• Given task
Go through the entries below and retype them exactly, omitting each picture.

(Stored items from a collection)
- - - - -
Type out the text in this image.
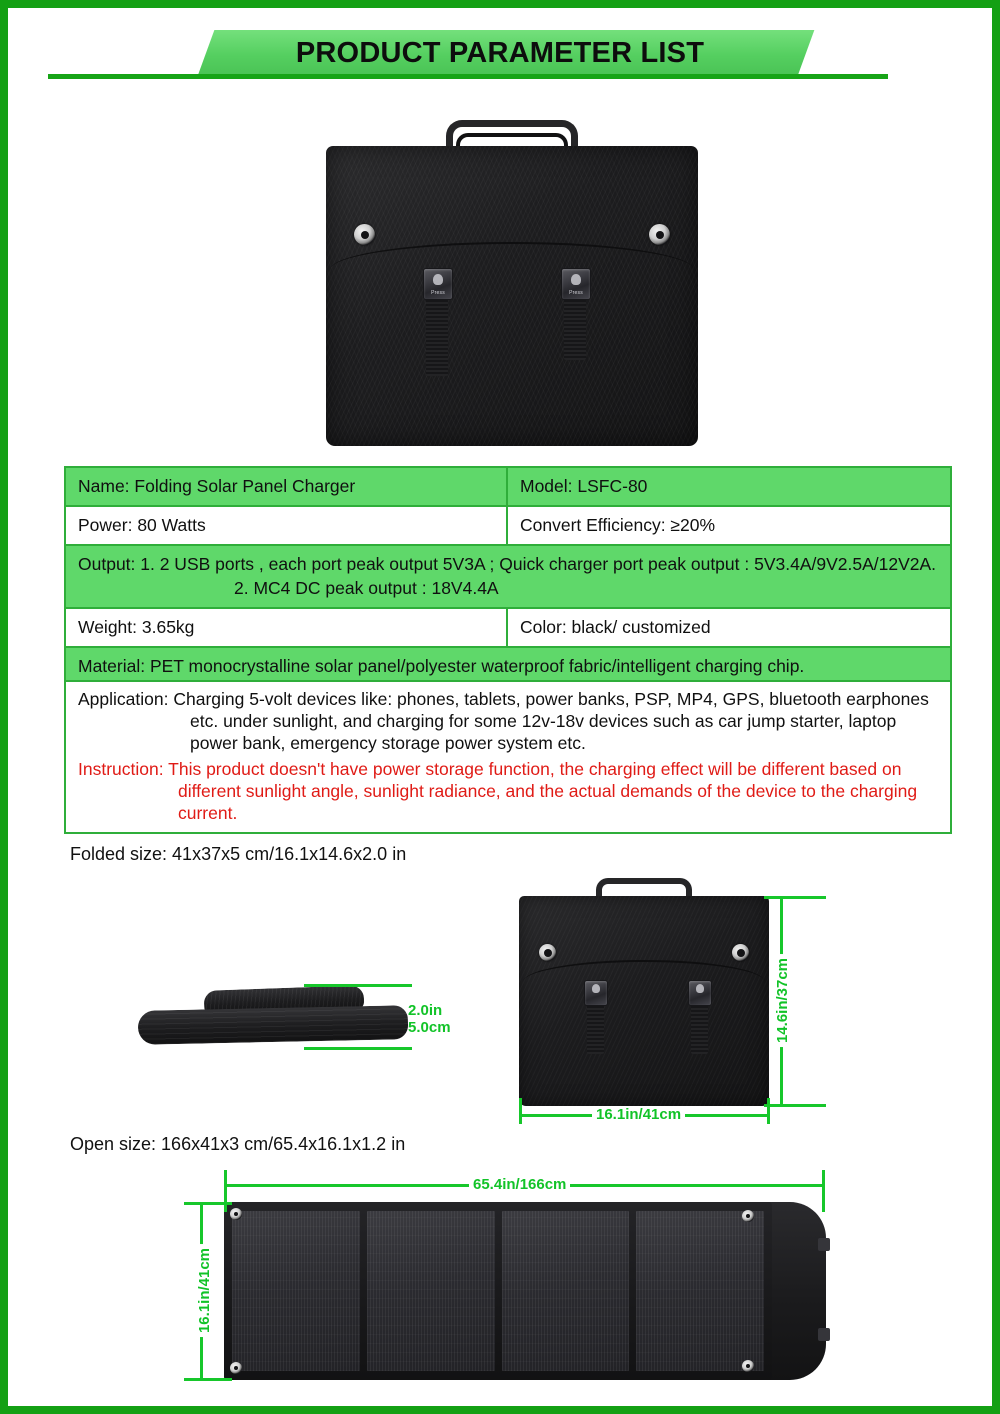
PRODUCT PARAMETER LIST
Press	Press
Name: Folding Solar Panel Charger	Model: LSFC-80
Power: 80 Watts	Convert Efficiency: ≥20%
Output: 1. 2 USB ports , each port peak output 5V3A ; Quick charger port peak output : 5V3.4A/9V2.5A/12V2A.
2. MC4 DC peak output : 18V4.4A
Weight: 3.65kg	Color: black/ customized
Material: PET monocrystalline solar panel/polyester waterproof fabric/intelligent charging chip.

Application: Charging 5-volt devices like: phones, tablets, power banks, PSP, MP4, GPS, bluetooth earphones etc. under sunlight, and charging for some 12v-18v devices such as car jump starter, laptop power bank, emergency storage power system etc.

Instruction: This product doesn't have power storage function, the charging effect will be different based on different sunlight angle, sunlight radiance, and the actual demands of the device to the charging current.

Folded size: 41x37x5 cm/16.1x14.6x2.0 in
2.0in
5.0cm	14.6in/37cm
16.1in/41cm
Open size: 166x41x3 cm/65.4x16.1x1.2 in
65.4in/166cm
16.1in/41cm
- - - - -
• The completed task
Type out the text in this image.
PRODUCT PARAMETER LIST
Press	Press
Name: Folding Solar Panel Charger	Model: LSFC-80
Power: 80 Watts	Convert Efficiency: ≥20%
Output: 1. 2 USB ports , each port peak output 5V3A ; Quick charger port peak output : 5V3.4A/9V2.5A/12V2A.
2. MC4 DC peak output : 18V4.4A
Weight: 3.65kg	Color: black/ customized
Material: PET monocrystalline solar panel/polyester waterproof fabric/intelligent charging chip.

Application: Charging 5-volt devices like: phones, tablets, power banks, PSP, MP4, GPS, bluetooth earphones etc. under sunlight, and charging for some 12v-18v devices such as car jump starter, laptop power bank, emergency storage power system etc.

Instruction: This product doesn't have power storage function, the charging effect will be different based on different sunlight angle, sunlight radiance, and the actual demands of the device to the charging current.

Folded size: 41x37x5 cm/16.1x14.6x2.0 in
2.0in
5.0cm	14.6in/37cm
16.1in/41cm
Open size: 166x41x3 cm/65.4x16.1x1.2 in
65.4in/166cm
16.1in/41cm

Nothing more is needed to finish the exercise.